### EXERCISE:
Below are records. Transcribe exactly the lines from the one that contains "Transcribe this image's" through the last line, leaving any pictures out.

### Entries taken from a collection:

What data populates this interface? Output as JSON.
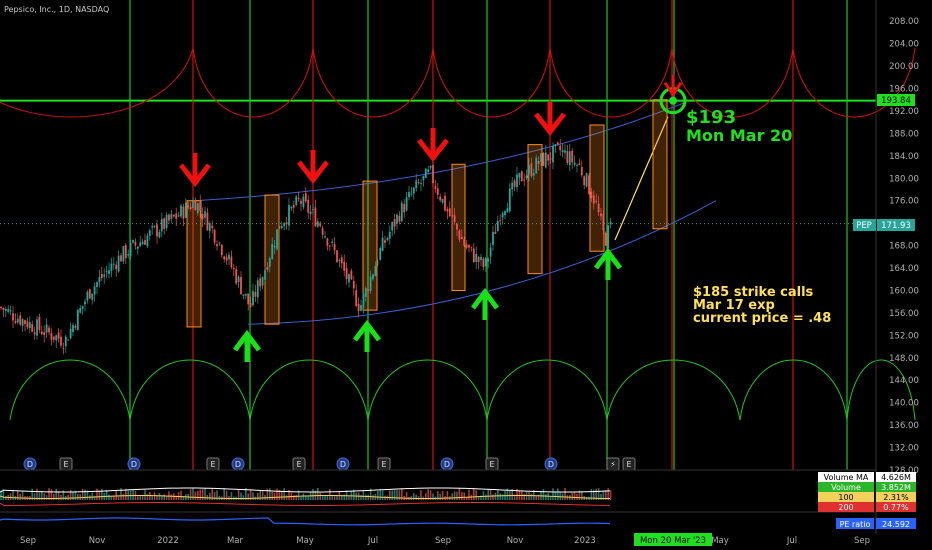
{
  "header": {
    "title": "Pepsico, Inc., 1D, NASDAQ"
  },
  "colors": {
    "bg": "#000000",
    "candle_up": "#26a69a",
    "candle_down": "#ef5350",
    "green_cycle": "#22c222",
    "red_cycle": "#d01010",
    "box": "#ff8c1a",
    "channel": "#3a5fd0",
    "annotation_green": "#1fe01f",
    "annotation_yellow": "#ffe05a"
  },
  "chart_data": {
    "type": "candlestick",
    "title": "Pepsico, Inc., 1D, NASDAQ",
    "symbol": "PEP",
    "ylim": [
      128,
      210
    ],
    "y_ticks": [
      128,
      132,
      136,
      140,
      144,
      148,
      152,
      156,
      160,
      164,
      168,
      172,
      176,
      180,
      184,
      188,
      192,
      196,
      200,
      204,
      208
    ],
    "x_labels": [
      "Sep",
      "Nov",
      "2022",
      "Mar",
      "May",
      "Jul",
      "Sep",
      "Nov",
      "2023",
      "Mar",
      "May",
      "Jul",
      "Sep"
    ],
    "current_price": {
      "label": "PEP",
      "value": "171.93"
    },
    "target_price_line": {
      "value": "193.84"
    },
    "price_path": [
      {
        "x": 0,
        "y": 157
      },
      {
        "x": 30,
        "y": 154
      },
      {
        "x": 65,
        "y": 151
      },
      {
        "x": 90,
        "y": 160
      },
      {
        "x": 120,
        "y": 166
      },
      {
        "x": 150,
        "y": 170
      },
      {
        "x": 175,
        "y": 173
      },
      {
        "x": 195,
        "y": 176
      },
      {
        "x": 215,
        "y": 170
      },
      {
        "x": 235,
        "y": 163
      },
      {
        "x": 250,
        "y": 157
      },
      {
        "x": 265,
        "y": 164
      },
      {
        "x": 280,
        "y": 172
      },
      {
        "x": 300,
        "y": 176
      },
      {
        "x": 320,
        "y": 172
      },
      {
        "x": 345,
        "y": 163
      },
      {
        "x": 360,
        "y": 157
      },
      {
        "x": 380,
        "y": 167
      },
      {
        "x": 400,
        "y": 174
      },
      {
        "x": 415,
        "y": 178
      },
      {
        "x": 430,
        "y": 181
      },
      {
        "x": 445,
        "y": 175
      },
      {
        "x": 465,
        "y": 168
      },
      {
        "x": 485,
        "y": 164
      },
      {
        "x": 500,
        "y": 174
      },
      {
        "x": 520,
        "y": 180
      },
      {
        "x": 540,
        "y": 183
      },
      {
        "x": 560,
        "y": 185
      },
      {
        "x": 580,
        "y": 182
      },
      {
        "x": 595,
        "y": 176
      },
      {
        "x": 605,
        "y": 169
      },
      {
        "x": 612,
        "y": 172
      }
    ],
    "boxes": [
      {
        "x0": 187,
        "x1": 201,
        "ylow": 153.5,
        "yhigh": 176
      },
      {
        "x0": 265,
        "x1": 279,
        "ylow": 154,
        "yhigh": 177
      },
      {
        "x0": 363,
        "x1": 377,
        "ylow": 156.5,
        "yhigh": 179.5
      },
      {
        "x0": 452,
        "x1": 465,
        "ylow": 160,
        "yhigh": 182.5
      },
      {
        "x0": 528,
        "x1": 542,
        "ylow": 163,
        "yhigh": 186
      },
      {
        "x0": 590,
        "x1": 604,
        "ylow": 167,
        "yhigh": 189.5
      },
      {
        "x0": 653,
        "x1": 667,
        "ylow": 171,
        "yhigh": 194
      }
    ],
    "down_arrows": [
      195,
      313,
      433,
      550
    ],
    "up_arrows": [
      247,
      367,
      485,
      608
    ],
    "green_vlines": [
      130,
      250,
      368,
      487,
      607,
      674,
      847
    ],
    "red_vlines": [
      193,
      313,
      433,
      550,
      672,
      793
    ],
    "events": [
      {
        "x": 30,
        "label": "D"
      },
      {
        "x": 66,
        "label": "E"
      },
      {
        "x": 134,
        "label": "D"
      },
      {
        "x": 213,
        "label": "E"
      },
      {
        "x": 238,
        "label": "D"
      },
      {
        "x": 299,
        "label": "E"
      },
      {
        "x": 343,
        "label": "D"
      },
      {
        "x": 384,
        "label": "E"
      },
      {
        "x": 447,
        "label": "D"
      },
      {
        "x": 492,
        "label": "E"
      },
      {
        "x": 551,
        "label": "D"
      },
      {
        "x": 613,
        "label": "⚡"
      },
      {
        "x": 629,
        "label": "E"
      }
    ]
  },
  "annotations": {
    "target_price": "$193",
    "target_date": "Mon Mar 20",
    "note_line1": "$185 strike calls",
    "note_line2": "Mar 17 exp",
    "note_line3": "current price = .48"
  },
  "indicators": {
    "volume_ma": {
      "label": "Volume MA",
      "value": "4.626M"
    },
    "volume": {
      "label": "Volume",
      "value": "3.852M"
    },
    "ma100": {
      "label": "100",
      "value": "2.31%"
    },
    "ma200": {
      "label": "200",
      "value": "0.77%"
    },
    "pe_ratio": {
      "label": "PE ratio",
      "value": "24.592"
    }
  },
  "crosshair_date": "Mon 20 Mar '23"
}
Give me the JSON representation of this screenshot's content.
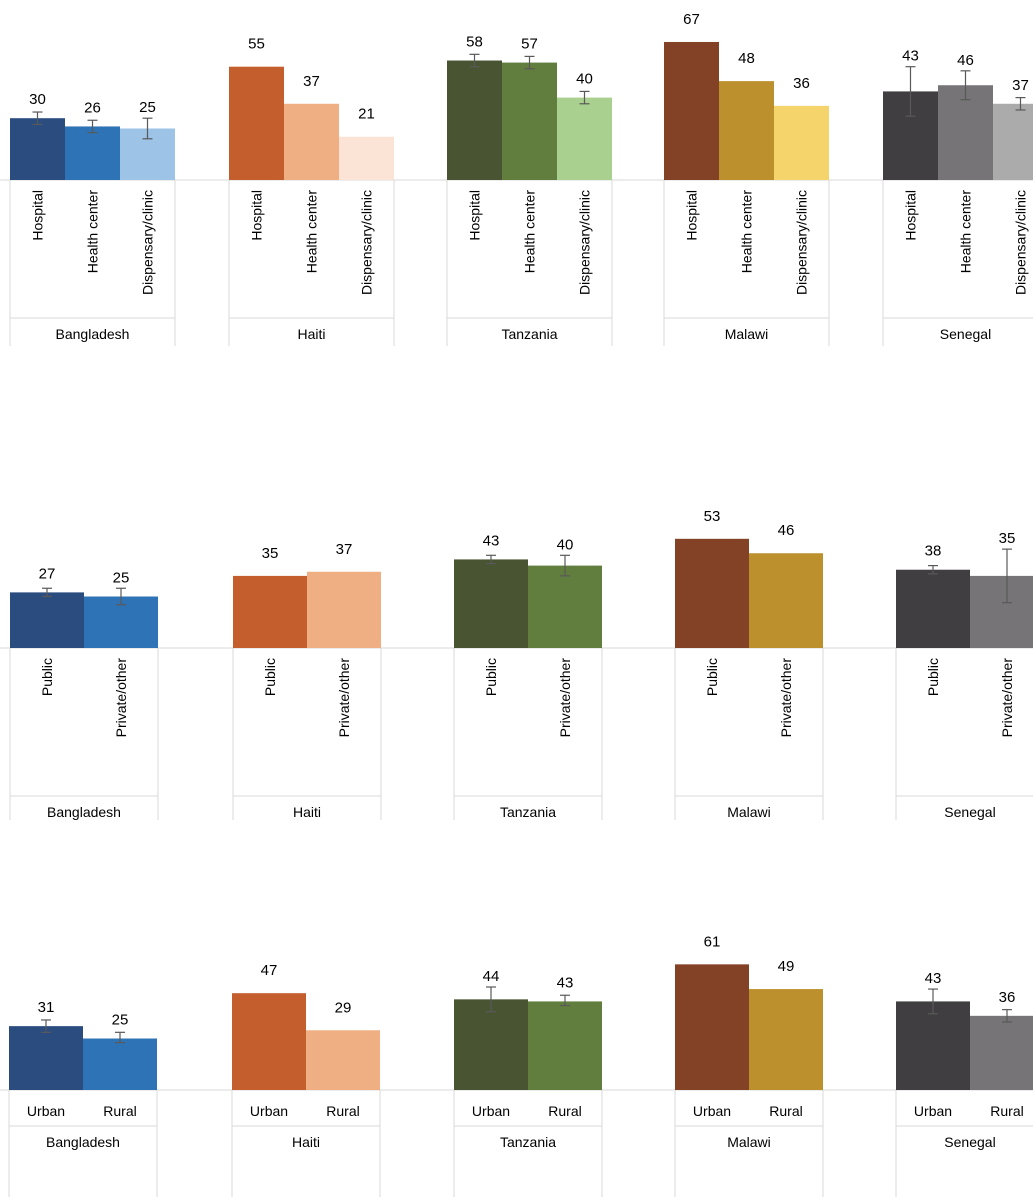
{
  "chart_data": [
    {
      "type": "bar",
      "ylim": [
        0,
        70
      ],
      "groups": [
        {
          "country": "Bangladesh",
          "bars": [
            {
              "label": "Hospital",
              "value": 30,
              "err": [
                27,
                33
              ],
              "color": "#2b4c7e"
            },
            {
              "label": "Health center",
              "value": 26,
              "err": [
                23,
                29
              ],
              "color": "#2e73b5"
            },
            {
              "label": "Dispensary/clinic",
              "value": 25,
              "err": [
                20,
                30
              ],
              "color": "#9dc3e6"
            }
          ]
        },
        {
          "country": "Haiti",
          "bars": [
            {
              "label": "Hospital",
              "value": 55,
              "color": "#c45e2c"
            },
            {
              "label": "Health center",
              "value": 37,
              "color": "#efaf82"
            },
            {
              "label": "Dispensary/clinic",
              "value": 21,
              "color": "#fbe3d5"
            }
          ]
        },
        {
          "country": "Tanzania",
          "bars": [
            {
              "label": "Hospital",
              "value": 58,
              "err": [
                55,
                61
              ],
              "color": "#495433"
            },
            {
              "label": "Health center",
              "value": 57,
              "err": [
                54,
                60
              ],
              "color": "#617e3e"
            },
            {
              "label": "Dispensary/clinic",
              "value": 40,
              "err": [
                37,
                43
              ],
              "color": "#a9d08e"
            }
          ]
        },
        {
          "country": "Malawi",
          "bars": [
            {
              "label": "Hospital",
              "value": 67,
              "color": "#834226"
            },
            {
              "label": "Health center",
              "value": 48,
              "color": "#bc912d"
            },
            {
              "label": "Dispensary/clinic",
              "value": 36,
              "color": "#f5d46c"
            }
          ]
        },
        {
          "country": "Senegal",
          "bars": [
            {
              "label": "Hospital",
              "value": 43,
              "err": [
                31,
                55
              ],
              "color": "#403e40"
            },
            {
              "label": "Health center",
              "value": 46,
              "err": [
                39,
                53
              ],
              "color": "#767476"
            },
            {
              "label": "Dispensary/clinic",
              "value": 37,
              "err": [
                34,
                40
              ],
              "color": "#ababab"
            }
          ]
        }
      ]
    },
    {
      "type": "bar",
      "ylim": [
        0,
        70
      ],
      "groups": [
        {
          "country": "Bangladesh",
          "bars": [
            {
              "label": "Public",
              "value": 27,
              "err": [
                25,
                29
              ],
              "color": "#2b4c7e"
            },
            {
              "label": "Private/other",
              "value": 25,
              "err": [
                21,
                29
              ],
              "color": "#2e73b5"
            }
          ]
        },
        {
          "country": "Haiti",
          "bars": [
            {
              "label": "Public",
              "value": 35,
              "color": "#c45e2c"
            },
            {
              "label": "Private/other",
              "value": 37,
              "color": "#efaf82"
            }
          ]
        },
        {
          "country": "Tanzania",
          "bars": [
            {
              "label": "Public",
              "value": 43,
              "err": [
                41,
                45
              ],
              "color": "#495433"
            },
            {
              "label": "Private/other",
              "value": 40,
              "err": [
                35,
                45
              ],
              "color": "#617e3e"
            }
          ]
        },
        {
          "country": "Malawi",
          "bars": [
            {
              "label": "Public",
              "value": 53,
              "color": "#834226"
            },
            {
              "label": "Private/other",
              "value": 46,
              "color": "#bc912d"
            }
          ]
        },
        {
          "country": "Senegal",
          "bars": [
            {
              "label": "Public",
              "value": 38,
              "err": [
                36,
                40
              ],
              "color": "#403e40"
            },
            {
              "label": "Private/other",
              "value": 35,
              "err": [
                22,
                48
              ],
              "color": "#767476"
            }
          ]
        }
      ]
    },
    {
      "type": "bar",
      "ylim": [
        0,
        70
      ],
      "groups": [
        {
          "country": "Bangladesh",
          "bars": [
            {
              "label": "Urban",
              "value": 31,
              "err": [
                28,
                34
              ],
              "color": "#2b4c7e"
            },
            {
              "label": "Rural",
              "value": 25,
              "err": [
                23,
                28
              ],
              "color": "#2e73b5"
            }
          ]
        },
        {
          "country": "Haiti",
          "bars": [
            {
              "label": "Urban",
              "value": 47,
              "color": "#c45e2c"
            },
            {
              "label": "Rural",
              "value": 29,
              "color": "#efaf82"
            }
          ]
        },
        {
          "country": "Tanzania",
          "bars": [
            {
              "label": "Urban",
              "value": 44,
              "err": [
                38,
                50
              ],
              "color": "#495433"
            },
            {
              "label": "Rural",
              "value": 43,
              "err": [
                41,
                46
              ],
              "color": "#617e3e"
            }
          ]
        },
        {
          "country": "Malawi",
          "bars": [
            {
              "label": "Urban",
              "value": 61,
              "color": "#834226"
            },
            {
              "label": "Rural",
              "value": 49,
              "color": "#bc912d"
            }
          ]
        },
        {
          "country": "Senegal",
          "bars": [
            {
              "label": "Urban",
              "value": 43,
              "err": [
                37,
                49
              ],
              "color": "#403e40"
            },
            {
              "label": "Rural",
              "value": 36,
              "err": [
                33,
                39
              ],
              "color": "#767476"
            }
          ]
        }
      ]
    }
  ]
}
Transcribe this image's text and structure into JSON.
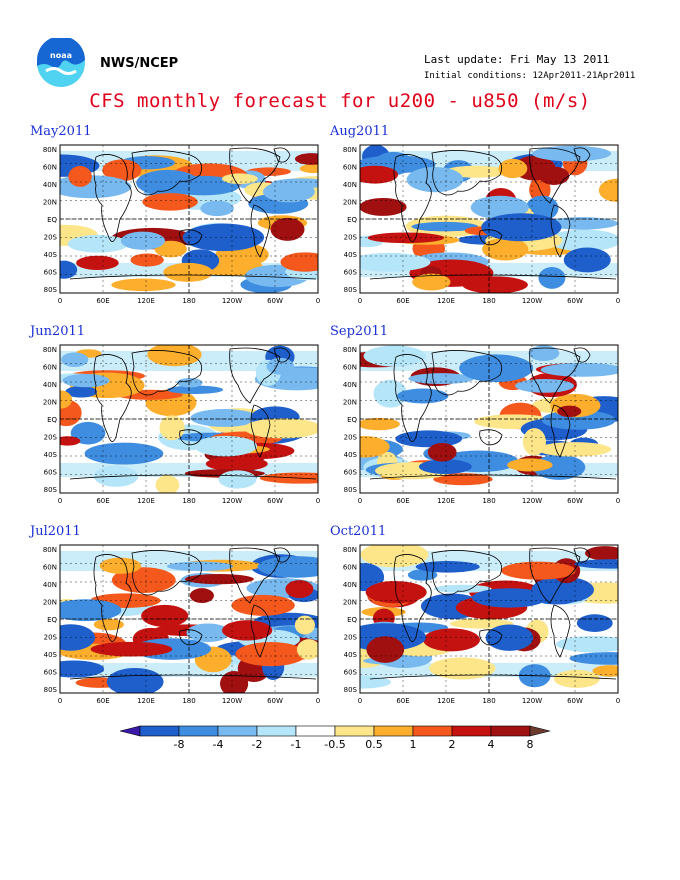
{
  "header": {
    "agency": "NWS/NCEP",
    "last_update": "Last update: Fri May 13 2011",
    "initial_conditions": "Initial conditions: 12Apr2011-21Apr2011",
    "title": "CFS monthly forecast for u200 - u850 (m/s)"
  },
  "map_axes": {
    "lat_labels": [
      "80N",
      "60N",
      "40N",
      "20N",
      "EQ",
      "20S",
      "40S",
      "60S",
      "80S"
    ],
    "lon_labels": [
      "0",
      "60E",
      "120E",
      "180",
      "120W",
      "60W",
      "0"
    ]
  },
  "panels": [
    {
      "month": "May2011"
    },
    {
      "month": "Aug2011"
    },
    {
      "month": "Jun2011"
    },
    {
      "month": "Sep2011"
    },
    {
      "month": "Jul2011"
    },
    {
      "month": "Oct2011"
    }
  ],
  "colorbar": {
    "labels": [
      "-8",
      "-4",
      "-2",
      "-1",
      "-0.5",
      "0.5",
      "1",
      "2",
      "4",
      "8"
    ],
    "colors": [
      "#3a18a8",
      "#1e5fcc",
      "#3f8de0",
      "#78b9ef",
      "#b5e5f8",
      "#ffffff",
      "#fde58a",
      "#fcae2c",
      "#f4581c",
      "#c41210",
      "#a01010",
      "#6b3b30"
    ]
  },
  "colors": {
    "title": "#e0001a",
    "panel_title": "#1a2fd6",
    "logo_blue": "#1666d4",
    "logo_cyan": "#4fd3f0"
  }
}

### EXERCISE RESPONSE:
Transcribe this image's text and structure into JSON.
{
  "header": {
    "agency": "NWS/NCEP",
    "last_update": "Last update: Fri May 13 2011",
    "initial_conditions": "Initial conditions: 12Apr2011-21Apr2011",
    "title": "CFS monthly forecast for u200 - u850 (m/s)"
  },
  "map_axes": {
    "lat_labels": [
      "80N",
      "60N",
      "40N",
      "20N",
      "EQ",
      "20S",
      "40S",
      "60S",
      "80S"
    ],
    "lon_labels": [
      "0",
      "60E",
      "120E",
      "180",
      "120W",
      "60W",
      "0"
    ]
  },
  "panels": [
    {
      "month": "May2011"
    },
    {
      "month": "Aug2011"
    },
    {
      "month": "Jun2011"
    },
    {
      "month": "Sep2011"
    },
    {
      "month": "Jul2011"
    },
    {
      "month": "Oct2011"
    }
  ],
  "colorbar": {
    "labels": [
      "-8",
      "-4",
      "-2",
      "-1",
      "-0.5",
      "0.5",
      "1",
      "2",
      "4",
      "8"
    ],
    "colors": [
      "#3a18a8",
      "#1e5fcc",
      "#3f8de0",
      "#78b9ef",
      "#b5e5f8",
      "#ffffff",
      "#fde58a",
      "#fcae2c",
      "#f4581c",
      "#c41210",
      "#a01010",
      "#6b3b30"
    ]
  },
  "colors": {
    "title": "#e0001a",
    "panel_title": "#1a2fd6",
    "logo_blue": "#1666d4",
    "logo_cyan": "#4fd3f0"
  }
}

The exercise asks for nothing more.